PROBLEM: Only lines holding the word "being" should be copied from the material.

AVAILABLE RECORDS:
◇ ◇ ◇ ◇ ◇

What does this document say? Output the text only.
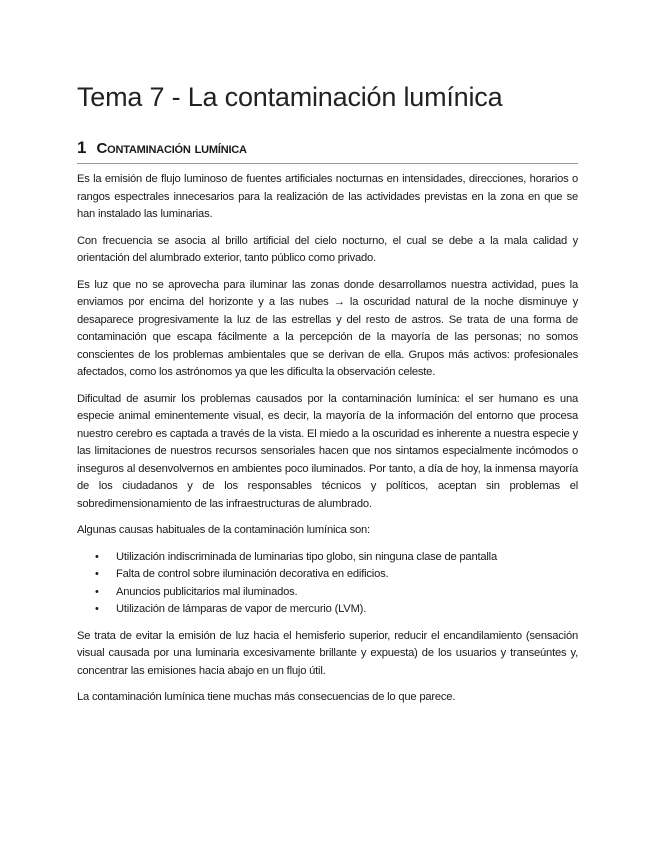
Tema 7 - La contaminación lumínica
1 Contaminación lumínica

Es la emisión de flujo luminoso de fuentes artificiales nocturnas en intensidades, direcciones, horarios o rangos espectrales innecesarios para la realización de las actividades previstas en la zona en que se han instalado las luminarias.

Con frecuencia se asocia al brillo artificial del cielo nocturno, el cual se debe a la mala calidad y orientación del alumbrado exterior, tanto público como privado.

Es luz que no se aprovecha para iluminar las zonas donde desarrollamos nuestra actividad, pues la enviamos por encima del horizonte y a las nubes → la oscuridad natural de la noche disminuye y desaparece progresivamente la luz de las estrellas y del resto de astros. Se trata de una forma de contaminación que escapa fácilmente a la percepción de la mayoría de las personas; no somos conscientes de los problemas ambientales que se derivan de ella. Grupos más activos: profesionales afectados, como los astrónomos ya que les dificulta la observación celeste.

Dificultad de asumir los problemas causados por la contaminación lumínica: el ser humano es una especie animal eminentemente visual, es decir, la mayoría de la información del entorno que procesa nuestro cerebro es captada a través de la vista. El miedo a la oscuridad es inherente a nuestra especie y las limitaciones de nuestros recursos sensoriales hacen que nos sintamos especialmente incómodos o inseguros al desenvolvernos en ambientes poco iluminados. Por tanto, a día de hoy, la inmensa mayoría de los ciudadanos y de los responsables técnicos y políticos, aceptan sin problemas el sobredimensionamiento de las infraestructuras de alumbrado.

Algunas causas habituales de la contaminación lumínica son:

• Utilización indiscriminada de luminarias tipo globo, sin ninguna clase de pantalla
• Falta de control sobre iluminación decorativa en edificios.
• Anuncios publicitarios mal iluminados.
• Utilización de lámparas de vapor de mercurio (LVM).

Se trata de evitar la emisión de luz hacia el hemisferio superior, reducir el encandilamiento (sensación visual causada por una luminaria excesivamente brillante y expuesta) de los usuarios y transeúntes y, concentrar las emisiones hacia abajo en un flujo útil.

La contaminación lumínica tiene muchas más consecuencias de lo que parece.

◇ ◇ ◇ ◇ ◇

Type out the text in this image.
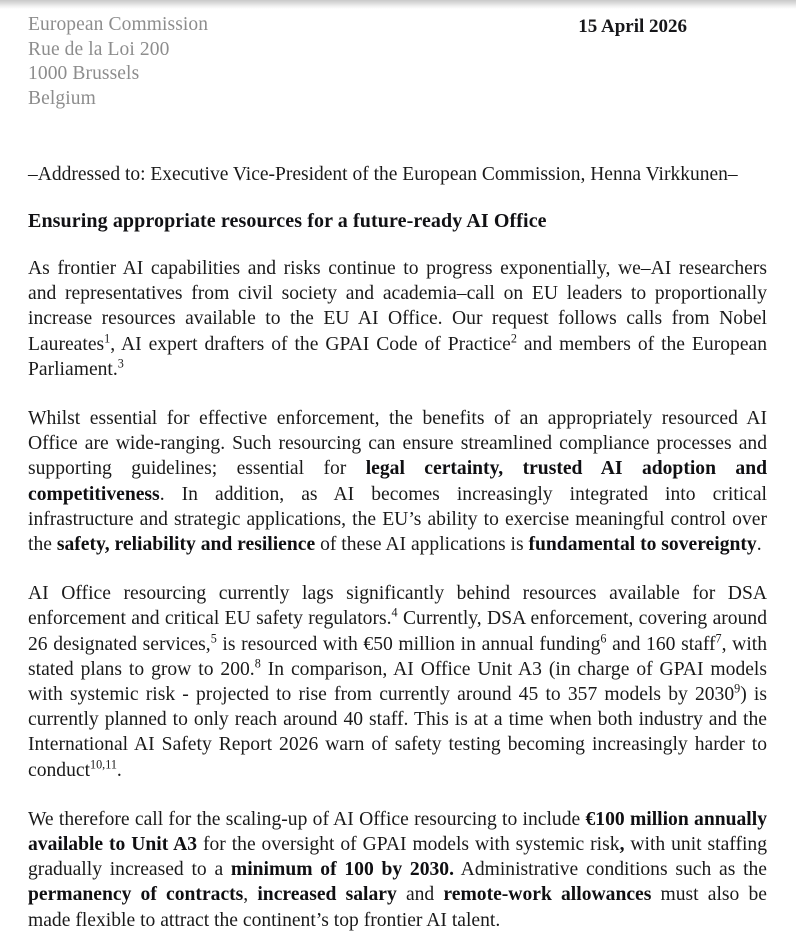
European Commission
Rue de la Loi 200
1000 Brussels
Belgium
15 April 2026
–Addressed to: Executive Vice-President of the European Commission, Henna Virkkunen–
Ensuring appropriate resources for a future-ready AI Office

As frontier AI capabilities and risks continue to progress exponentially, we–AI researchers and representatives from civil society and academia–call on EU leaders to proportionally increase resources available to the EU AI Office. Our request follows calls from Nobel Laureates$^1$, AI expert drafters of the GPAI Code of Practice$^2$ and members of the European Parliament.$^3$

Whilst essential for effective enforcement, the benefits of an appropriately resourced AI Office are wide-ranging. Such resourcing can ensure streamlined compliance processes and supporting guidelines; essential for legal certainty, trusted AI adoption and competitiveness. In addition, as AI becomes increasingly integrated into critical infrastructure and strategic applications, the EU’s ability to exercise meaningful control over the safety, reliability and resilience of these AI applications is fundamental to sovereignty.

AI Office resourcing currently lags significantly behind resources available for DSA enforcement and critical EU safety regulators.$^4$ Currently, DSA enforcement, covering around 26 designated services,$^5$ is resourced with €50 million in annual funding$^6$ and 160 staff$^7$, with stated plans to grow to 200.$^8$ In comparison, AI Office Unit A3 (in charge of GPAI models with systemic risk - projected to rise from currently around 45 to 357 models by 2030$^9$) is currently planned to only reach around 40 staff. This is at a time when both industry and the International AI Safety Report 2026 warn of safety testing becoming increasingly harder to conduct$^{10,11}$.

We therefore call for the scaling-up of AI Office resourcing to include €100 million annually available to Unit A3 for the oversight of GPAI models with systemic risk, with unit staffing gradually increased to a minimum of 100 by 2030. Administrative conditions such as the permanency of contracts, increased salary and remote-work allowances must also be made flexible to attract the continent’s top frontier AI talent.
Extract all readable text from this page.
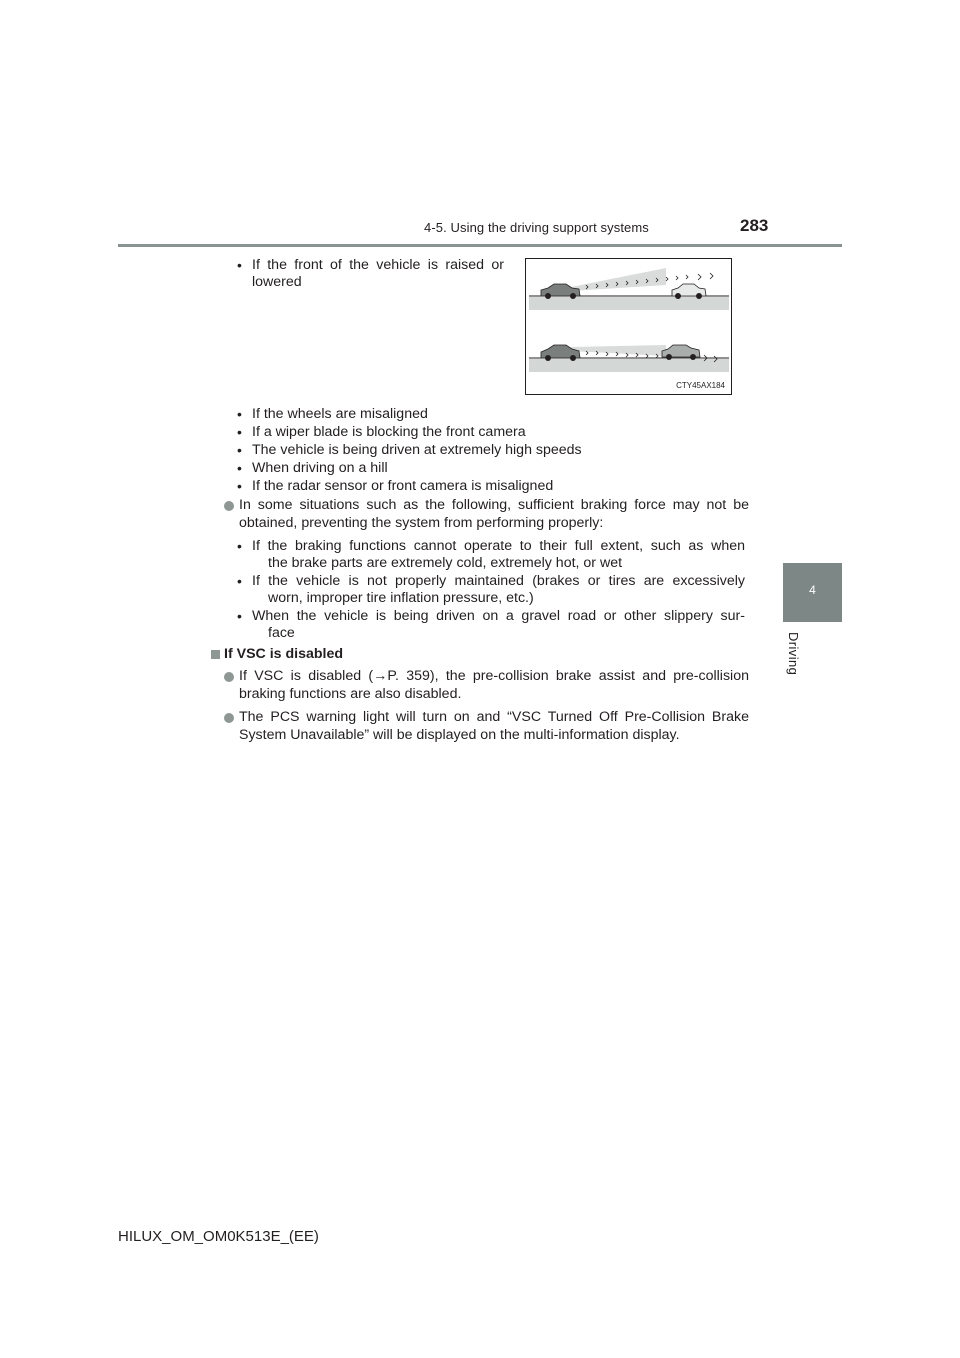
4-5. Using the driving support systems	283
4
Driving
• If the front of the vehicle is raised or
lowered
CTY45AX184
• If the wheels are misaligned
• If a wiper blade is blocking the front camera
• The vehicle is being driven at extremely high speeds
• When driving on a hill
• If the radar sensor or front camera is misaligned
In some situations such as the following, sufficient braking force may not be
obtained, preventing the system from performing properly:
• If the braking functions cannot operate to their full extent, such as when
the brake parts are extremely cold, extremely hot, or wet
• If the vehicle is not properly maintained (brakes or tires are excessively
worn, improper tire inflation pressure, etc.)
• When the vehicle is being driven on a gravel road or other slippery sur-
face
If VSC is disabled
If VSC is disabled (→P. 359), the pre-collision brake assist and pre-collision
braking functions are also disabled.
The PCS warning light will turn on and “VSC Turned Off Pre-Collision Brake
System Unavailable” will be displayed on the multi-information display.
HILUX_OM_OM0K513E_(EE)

◇ ◇ ◇ ◇ ◇

FULL SOLUTION:
• The vehicle is being driven at extremely high speeds
• When the vehicle is being driven on a gravel road or other slippery sur-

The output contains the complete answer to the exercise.